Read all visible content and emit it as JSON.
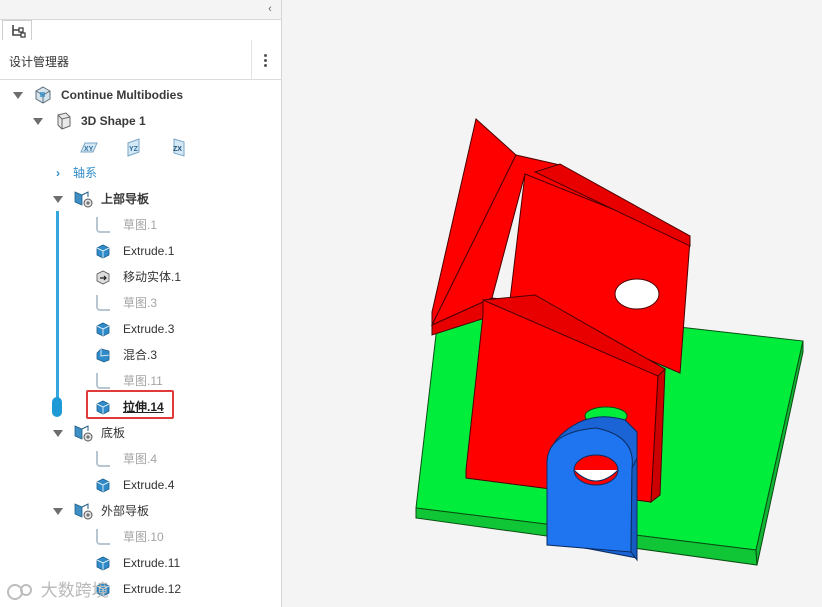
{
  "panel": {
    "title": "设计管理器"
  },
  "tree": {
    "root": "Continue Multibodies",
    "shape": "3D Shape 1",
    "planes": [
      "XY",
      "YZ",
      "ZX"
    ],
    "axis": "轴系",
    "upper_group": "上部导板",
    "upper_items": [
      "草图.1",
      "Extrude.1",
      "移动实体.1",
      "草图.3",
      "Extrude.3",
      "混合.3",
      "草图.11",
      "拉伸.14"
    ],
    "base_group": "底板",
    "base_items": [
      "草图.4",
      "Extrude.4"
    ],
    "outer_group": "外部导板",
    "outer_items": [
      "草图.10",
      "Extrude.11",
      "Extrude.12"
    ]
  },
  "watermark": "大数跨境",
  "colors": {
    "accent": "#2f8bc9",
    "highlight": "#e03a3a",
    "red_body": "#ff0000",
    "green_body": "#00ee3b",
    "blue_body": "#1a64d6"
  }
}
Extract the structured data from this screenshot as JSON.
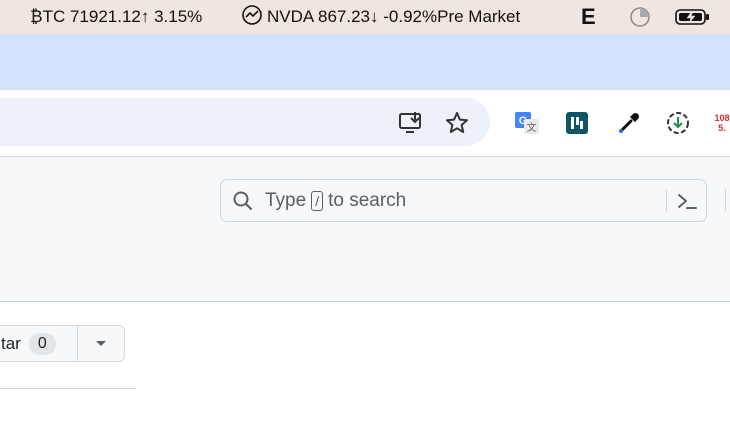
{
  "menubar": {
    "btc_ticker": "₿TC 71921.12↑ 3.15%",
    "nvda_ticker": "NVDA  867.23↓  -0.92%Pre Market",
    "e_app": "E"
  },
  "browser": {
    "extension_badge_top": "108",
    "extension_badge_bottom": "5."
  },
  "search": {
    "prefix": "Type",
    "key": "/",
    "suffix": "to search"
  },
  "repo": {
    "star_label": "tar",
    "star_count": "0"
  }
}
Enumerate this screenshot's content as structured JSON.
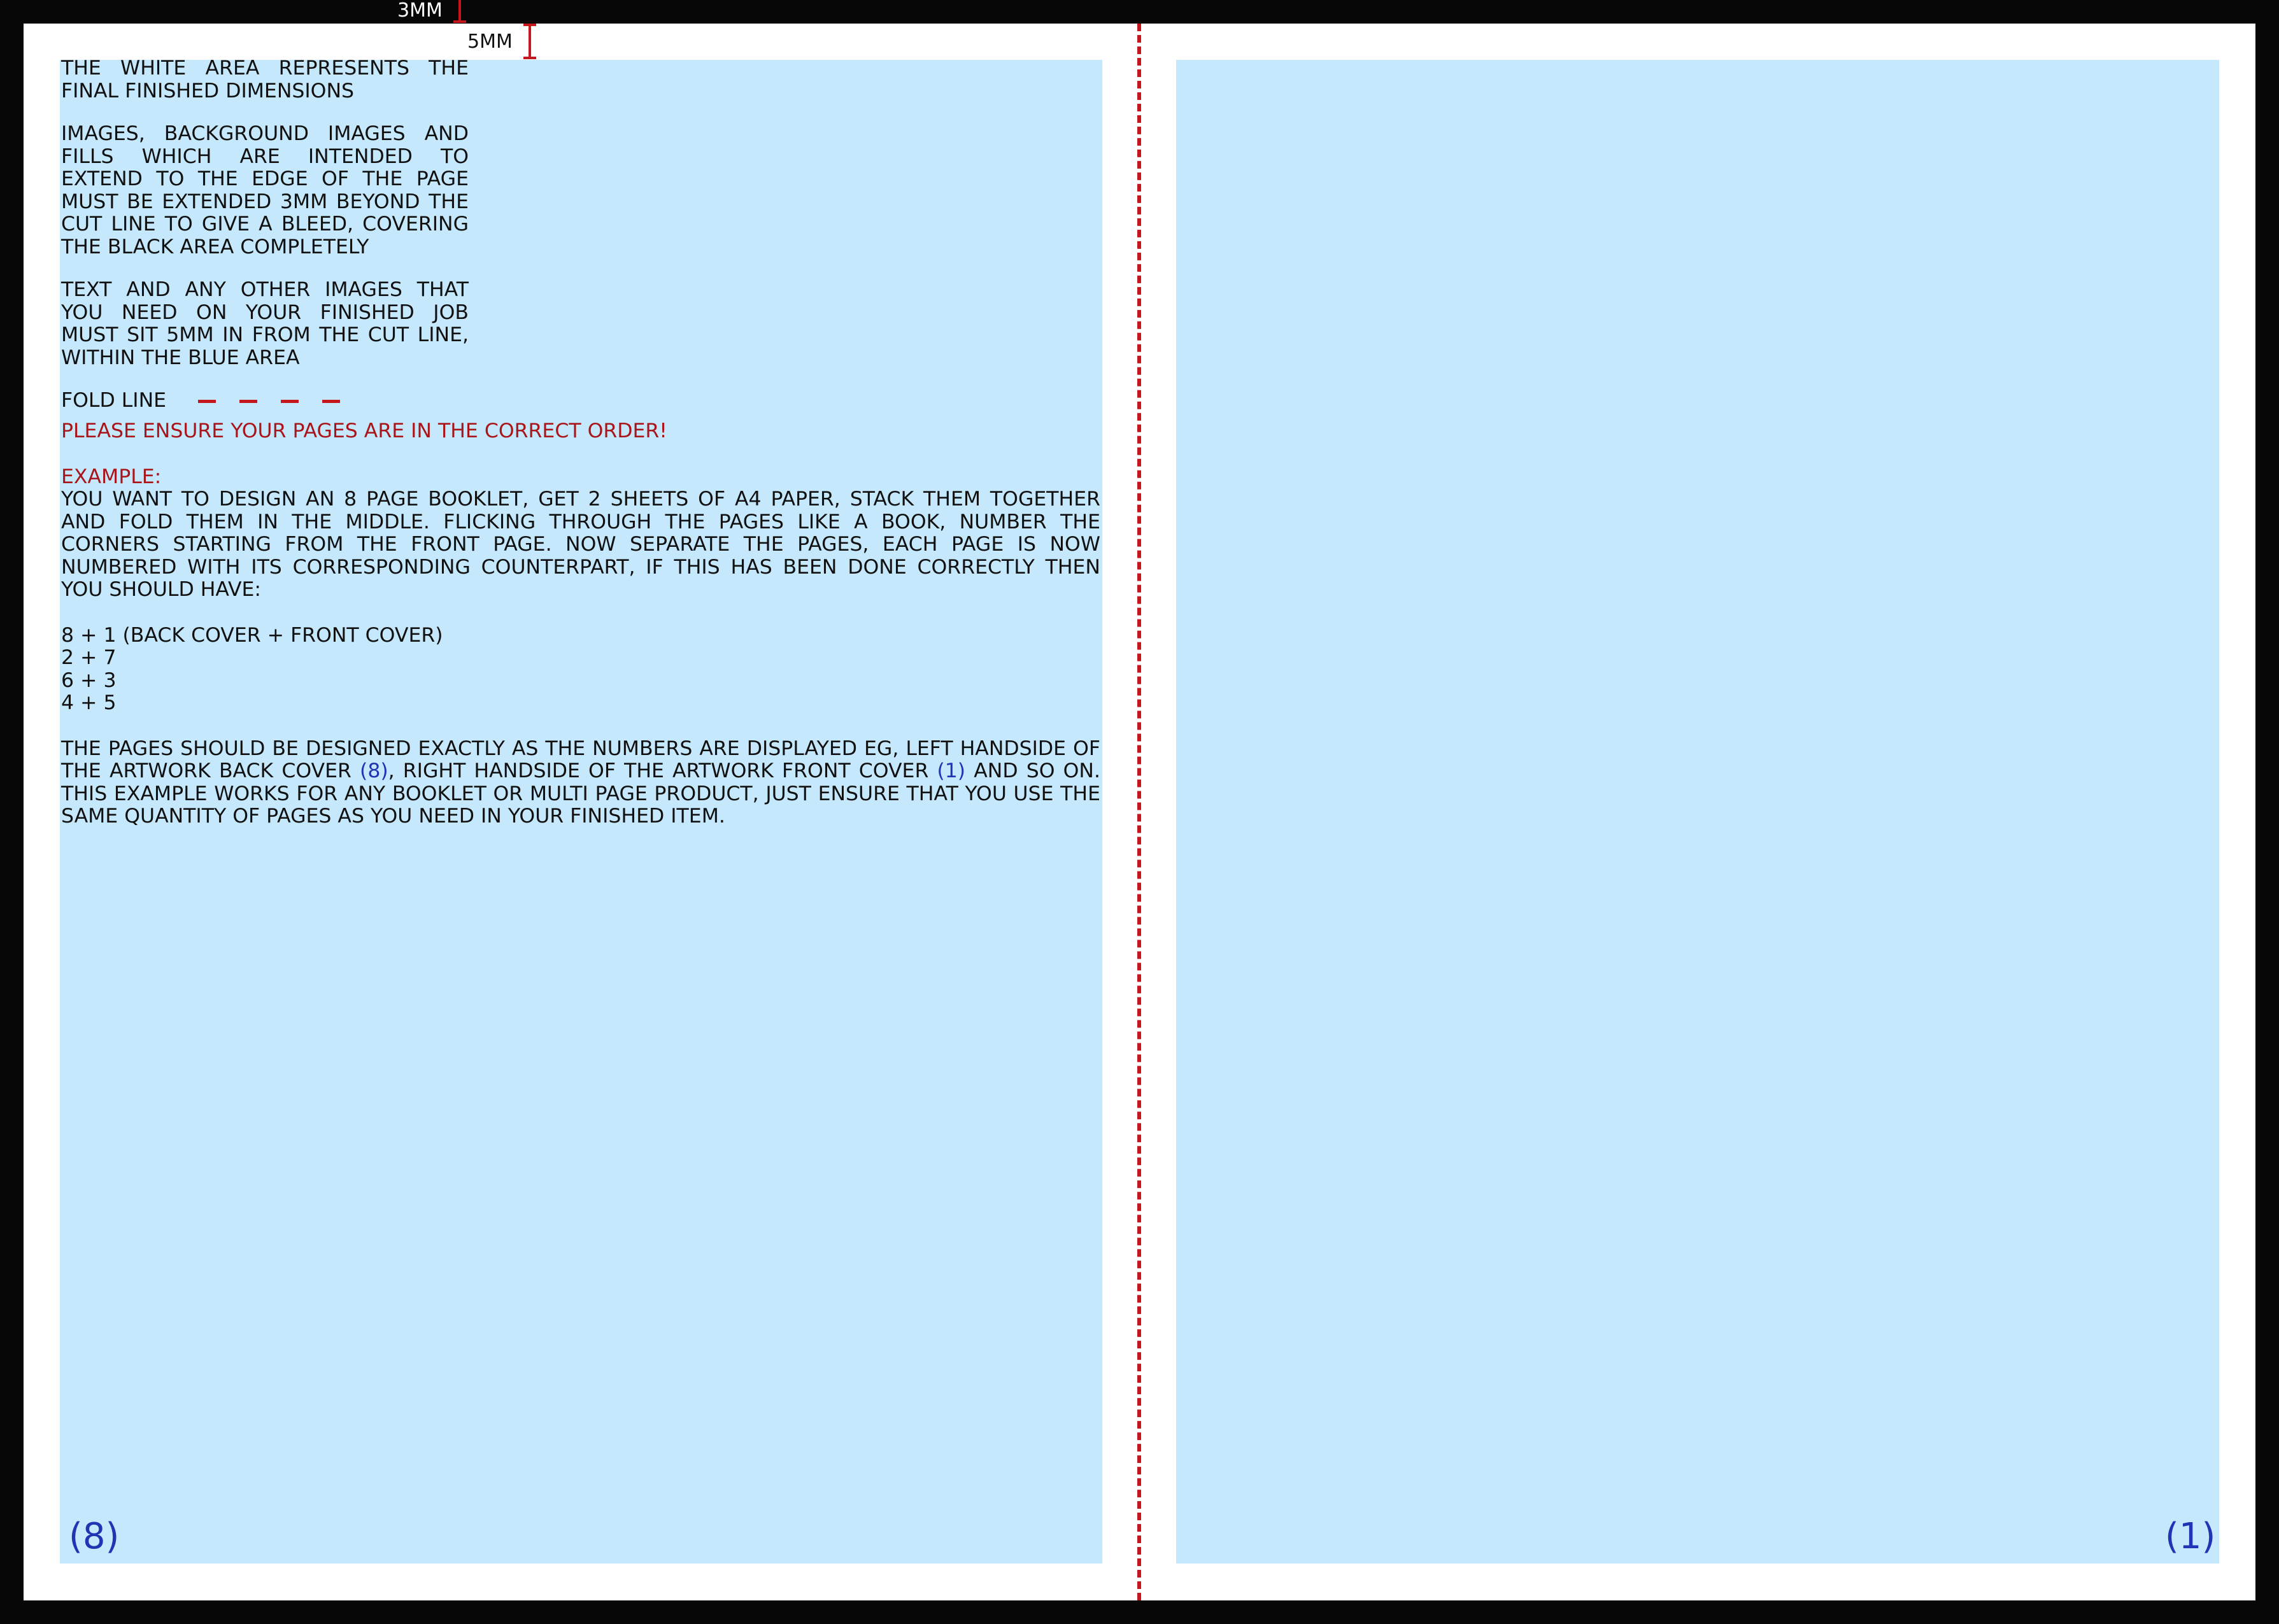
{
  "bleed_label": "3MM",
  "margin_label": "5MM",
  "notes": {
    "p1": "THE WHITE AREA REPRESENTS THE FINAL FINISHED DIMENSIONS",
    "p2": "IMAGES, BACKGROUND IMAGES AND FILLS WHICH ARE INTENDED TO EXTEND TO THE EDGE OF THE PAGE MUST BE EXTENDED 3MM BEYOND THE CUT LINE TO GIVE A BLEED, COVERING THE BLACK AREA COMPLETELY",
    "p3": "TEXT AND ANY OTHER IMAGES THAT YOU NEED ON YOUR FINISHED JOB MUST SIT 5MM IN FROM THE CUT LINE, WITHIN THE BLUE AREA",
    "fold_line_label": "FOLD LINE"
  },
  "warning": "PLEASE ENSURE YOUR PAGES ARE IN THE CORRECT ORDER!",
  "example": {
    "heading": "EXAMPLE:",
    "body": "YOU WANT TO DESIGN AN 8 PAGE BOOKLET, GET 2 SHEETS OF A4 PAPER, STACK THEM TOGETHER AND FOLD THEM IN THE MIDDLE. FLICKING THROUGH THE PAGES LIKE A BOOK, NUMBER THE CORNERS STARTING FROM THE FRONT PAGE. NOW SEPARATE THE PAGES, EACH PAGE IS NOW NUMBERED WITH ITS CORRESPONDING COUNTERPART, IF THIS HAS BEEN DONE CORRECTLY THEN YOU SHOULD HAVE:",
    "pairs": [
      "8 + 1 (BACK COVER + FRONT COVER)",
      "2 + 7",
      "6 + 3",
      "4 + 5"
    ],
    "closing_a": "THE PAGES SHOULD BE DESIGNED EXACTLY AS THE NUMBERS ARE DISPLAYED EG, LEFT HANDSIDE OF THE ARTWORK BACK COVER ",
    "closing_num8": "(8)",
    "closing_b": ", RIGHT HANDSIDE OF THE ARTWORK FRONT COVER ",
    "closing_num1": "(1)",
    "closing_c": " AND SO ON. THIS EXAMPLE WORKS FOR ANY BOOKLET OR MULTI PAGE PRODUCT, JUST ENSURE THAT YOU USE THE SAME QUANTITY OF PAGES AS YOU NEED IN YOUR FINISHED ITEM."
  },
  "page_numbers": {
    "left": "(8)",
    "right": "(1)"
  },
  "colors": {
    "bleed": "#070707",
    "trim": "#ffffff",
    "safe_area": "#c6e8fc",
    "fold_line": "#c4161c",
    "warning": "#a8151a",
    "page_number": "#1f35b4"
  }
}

==

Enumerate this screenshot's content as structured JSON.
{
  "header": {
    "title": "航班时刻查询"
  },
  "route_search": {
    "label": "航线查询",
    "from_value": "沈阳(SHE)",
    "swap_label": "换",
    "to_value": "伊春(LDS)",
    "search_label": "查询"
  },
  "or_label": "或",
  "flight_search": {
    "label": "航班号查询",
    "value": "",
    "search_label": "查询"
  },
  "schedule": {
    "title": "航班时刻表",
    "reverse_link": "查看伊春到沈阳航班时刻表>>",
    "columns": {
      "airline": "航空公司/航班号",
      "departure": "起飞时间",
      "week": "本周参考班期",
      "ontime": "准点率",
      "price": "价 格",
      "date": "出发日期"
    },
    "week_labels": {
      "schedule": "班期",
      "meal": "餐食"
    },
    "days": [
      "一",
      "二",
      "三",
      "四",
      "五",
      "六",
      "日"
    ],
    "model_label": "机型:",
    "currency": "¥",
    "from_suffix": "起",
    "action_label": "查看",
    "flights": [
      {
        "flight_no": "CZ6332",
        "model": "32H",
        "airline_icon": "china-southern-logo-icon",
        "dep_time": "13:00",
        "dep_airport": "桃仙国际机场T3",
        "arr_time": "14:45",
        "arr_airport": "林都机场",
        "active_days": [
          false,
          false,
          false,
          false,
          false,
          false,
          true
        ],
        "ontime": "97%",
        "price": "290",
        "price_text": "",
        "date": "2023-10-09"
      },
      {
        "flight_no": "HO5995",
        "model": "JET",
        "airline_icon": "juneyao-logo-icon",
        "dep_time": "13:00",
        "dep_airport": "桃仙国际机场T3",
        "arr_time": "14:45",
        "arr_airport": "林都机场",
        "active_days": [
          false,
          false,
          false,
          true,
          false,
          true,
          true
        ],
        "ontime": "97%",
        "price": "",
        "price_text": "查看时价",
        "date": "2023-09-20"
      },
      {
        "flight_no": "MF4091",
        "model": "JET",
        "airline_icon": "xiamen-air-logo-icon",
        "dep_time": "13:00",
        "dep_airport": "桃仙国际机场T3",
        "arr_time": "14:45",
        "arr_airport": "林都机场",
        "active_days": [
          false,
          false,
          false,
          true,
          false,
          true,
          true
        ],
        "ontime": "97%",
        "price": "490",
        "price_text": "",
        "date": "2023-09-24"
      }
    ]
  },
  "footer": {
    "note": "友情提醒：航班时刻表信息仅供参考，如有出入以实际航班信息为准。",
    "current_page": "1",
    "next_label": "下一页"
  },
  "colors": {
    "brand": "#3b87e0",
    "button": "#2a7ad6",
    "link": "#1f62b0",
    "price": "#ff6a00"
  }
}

...

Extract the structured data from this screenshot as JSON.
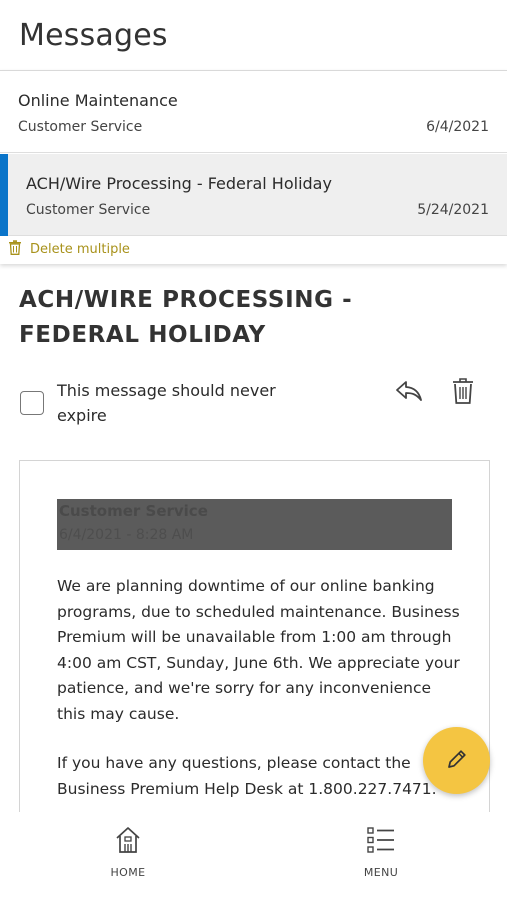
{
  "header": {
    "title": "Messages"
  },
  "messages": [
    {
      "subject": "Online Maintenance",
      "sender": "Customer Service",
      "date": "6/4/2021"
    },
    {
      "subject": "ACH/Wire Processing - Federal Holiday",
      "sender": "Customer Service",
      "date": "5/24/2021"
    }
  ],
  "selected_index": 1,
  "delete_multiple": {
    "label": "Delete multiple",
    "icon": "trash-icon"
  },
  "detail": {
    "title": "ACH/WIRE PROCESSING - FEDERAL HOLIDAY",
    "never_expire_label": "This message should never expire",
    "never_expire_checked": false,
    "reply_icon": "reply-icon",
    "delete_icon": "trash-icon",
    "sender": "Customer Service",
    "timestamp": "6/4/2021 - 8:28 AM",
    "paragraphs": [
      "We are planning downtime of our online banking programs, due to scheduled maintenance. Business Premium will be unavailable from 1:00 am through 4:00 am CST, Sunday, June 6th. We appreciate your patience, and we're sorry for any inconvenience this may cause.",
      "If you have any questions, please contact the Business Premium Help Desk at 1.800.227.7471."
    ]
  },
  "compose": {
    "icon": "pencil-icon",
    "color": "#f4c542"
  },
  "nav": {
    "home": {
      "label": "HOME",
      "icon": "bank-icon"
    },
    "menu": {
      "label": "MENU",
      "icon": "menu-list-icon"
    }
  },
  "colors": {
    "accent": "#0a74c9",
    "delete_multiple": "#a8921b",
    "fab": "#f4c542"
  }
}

TASK BRIEF ->
Using the listing above, locate the lines that hold "trash" and copy each one.

TASK OUTPUT ->
    "icon": "trash-icon"
    "delete_icon": "trash-icon",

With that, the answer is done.